As the answer, give a copy of each line below that includes the word "header".

______

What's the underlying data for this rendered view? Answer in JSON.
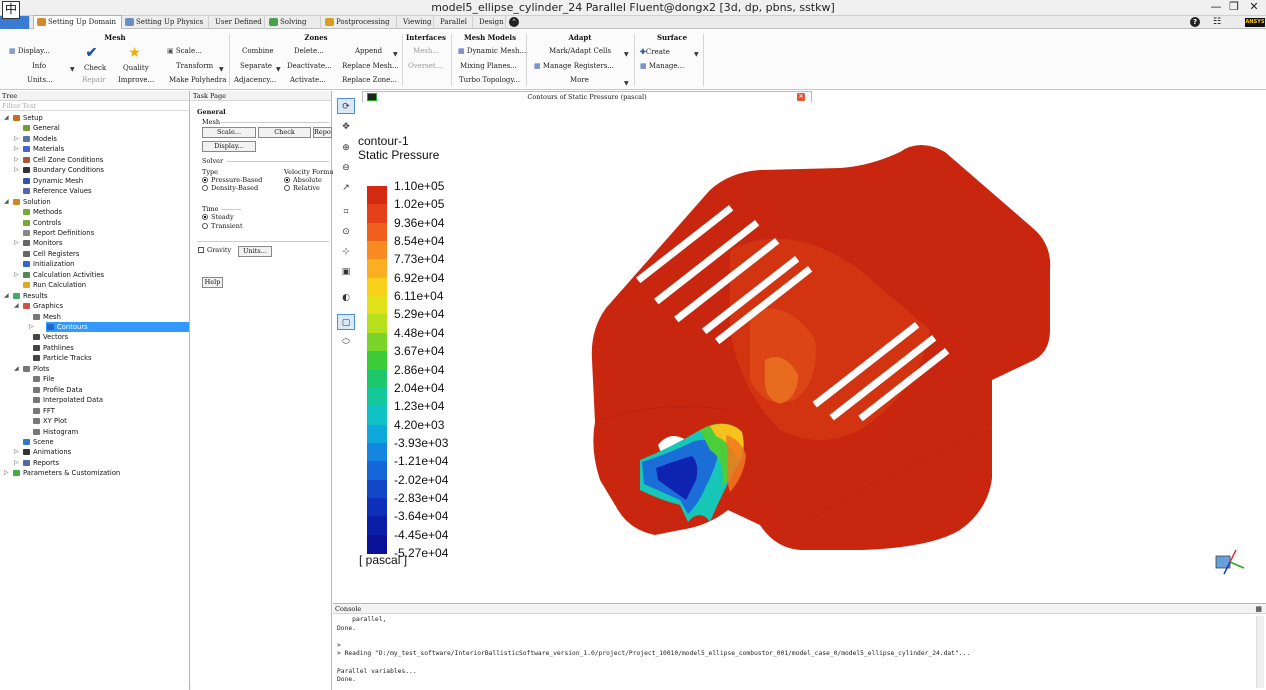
{
  "window": {
    "app_icon_glyph": "中",
    "title": "model5_ellipse_cylinder_24 Parallel Fluent@dongx2  [3d, dp, pbns, sstkw]"
  },
  "ribbon_tabs": [
    {
      "label": "",
      "kind": "file"
    },
    {
      "label": "Setting Up Domain",
      "active": true
    },
    {
      "label": "Setting Up Physics"
    },
    {
      "label": "User Defined"
    },
    {
      "label": "Solving"
    },
    {
      "label": "Postprocessing"
    },
    {
      "label": "Viewing"
    },
    {
      "label": "Parallel"
    },
    {
      "label": "Design"
    }
  ],
  "ribbon": {
    "mesh": {
      "title": "Mesh",
      "display": "Display...",
      "info": "Info",
      "units": "Units...",
      "check": "Check",
      "repair": "Repair",
      "quality": "Quality",
      "improve": "Improve...",
      "scale": "Scale...",
      "transform": "Transform",
      "make_polyhedra": "Make Polyhedra"
    },
    "zones": {
      "title": "Zones",
      "combine": "Combine",
      "separate": "Separate",
      "adjacency": "Adjacency...",
      "delete": "Delete...",
      "deactivate": "Deactivate...",
      "activate": "Activate...",
      "append": "Append",
      "replace_mesh": "Replace Mesh...",
      "replace_zone": "Replace Zone..."
    },
    "interfaces": {
      "title": "Interfaces",
      "mesh": "Mesh...",
      "overset": "Overset..."
    },
    "mesh_models": {
      "title": "Mesh Models",
      "dynamic_mesh": "Dynamic Mesh...",
      "mixing_planes": "Mixing Planes...",
      "turbo_topology": "Turbo Topology..."
    },
    "adapt": {
      "title": "Adapt",
      "mark_adapt": "Mark/Adapt Cells",
      "manage_registers": "Manage Registers...",
      "more": "More"
    },
    "surface": {
      "title": "Surface",
      "create": "Create",
      "manage": "Manage..."
    }
  },
  "tree": {
    "header": "Tree",
    "filter_placeholder": "Filter Text",
    "items": [
      {
        "label": "Setup",
        "level": 0,
        "expand": "open",
        "icon": "setup-icon",
        "color": "#c07020"
      },
      {
        "label": "General",
        "level": 1,
        "icon": "general-icon",
        "color": "#7a9a3a"
      },
      {
        "label": "Models",
        "level": 1,
        "expand": "closed",
        "icon": "models-icon",
        "color": "#5577aa"
      },
      {
        "label": "Materials",
        "level": 1,
        "expand": "closed",
        "icon": "materials-icon",
        "color": "#4466cc"
      },
      {
        "label": "Cell Zone Conditions",
        "level": 1,
        "expand": "closed",
        "icon": "cell-zone-icon",
        "color": "#aa5533"
      },
      {
        "label": "Boundary Conditions",
        "level": 1,
        "expand": "closed",
        "icon": "boundary-icon",
        "color": "#333333"
      },
      {
        "label": "Dynamic Mesh",
        "level": 1,
        "icon": "dynamic-mesh-icon",
        "color": "#3355aa"
      },
      {
        "label": "Reference Values",
        "level": 1,
        "icon": "reference-icon",
        "color": "#5566aa"
      },
      {
        "label": "Solution",
        "level": 0,
        "expand": "open",
        "icon": "solution-icon",
        "color": "#cc8822"
      },
      {
        "label": "Methods",
        "level": 1,
        "icon": "methods-icon",
        "color": "#77aa33"
      },
      {
        "label": "Controls",
        "level": 1,
        "icon": "controls-icon",
        "color": "#77aa33"
      },
      {
        "label": "Report Definitions",
        "level": 1,
        "icon": "report-def-icon",
        "color": "#888888"
      },
      {
        "label": "Monitors",
        "level": 1,
        "expand": "closed",
        "icon": "monitors-icon",
        "color": "#666666"
      },
      {
        "label": "Cell Registers",
        "level": 1,
        "icon": "cell-registers-icon",
        "color": "#666666"
      },
      {
        "label": "Initialization",
        "level": 1,
        "icon": "initialization-icon",
        "color": "#3366cc"
      },
      {
        "label": "Calculation Activities",
        "level": 1,
        "expand": "closed",
        "icon": "calc-activities-icon",
        "color": "#558855"
      },
      {
        "label": "Run Calculation",
        "level": 1,
        "icon": "run-calculation-icon",
        "color": "#ddaa22"
      },
      {
        "label": "Results",
        "level": 0,
        "expand": "open",
        "icon": "results-icon",
        "color": "#44aa66"
      },
      {
        "label": "Graphics",
        "level": 1,
        "expand": "open",
        "icon": "graphics-icon",
        "color": "#cc5544"
      },
      {
        "label": "Mesh",
        "level": 2,
        "icon": "mesh-icon",
        "color": "#777777"
      },
      {
        "label": "Contours",
        "level": 2,
        "expand": "closed",
        "icon": "contours-icon",
        "color": "#2266cc",
        "selected": true
      },
      {
        "label": "Vectors",
        "level": 2,
        "icon": "vectors-icon",
        "color": "#444444"
      },
      {
        "label": "Pathlines",
        "level": 2,
        "icon": "pathlines-icon",
        "color": "#444444"
      },
      {
        "label": "Particle Tracks",
        "level": 2,
        "icon": "particle-tracks-icon",
        "color": "#444444"
      },
      {
        "label": "Plots",
        "level": 1,
        "expand": "open",
        "icon": "plots-icon",
        "color": "#777777"
      },
      {
        "label": "File",
        "level": 2,
        "icon": "file-plot-icon",
        "color": "#777777"
      },
      {
        "label": "Profile Data",
        "level": 2,
        "icon": "profile-data-icon",
        "color": "#777777"
      },
      {
        "label": "Interpolated Data",
        "level": 2,
        "icon": "interpolated-data-icon",
        "color": "#777777"
      },
      {
        "label": "FFT",
        "level": 2,
        "icon": "fft-icon",
        "color": "#777777"
      },
      {
        "label": "XY Plot",
        "level": 2,
        "icon": "xy-plot-icon",
        "color": "#777777"
      },
      {
        "label": "Histogram",
        "level": 2,
        "icon": "histogram-icon",
        "color": "#777777"
      },
      {
        "label": "Scene",
        "level": 1,
        "icon": "scene-icon",
        "color": "#3377cc"
      },
      {
        "label": "Animations",
        "level": 1,
        "expand": "closed",
        "icon": "animations-icon",
        "color": "#333333"
      },
      {
        "label": "Reports",
        "level": 1,
        "expand": "closed",
        "icon": "reports-icon",
        "color": "#5566aa"
      },
      {
        "label": "Parameters & Customization",
        "level": 0,
        "expand": "closed",
        "icon": "parameters-icon",
        "color": "#44aa44"
      }
    ]
  },
  "task_page": {
    "header": "Task Page",
    "section": "General",
    "mesh_label": "Mesh",
    "scale_btn": "Scale...",
    "check_btn": "Check",
    "report_btn": "Repor",
    "display_btn": "Display...",
    "solver_label": "Solver",
    "type_label": "Type",
    "type_options": [
      "Pressure-Based",
      "Density-Based"
    ],
    "type_selected": 0,
    "velocity_label": "Velocity Formu",
    "velocity_options": [
      "Absolute",
      "Relative"
    ],
    "velocity_selected": 0,
    "time_label": "Time",
    "time_options": [
      "Steady",
      "Transient"
    ],
    "time_selected": 0,
    "gravity_label": "Gravity",
    "gravity_checked": false,
    "units_btn": "Units...",
    "help_btn": "Help"
  },
  "graphics": {
    "tab_title": "Contours of Static Pressure (pascal)",
    "contour_name": "contour-1",
    "quantity": "Static Pressure",
    "unit": "[ pascal ]",
    "colorbar_labels": [
      "1.10e+05",
      "1.02e+05",
      "9.36e+04",
      "8.54e+04",
      "7.73e+04",
      "6.92e+04",
      "6.11e+04",
      "5.29e+04",
      "4.48e+04",
      "3.67e+04",
      "2.86e+04",
      "2.04e+04",
      "1.23e+04",
      "4.20e+03",
      "-3.93e+03",
      "-1.21e+04",
      "-2.02e+04",
      "-2.83e+04",
      "-3.64e+04",
      "-4.45e+04",
      "-5.27e+04"
    ],
    "colorbar_colors": [
      "#d42a12",
      "#e6401a",
      "#f0601c",
      "#f78a20",
      "#fbae21",
      "#f8d01a",
      "#e2e018",
      "#b6e01c",
      "#7ad42a",
      "#3ccc38",
      "#1cc86a",
      "#14c89c",
      "#10c2c6",
      "#0fa8da",
      "#1486e0",
      "#1566d8",
      "#1248c8",
      "#0e30b8",
      "#0a1ea8",
      "#0a1098"
    ],
    "toolbar": [
      "rotate-icon",
      "pan-icon",
      "zoom-in-icon",
      "zoom-out-icon",
      "probe-icon",
      "zoom-box-icon",
      "zoom-fit-icon",
      "axes-icon",
      "snapshot-icon",
      "colormap-icon",
      "view-icon",
      "ortho-icon"
    ]
  },
  "console": {
    "header": "Console",
    "lines": [
      "    parallel,",
      "Done.",
      "",
      ">",
      "> Reading \"D:/my_test_software/InteriorBallisticSoftware_version_1.0/project/Project_10010/model5_ellipse_combustor_001/model_case_0/model5_ellipse_cylinder_24.dat\"...",
      "",
      "Parallel variables...",
      "Done."
    ]
  }
}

______

**Task answer:**
    "header": "Tree",
    "header": "Task Page",
    "header": "Console",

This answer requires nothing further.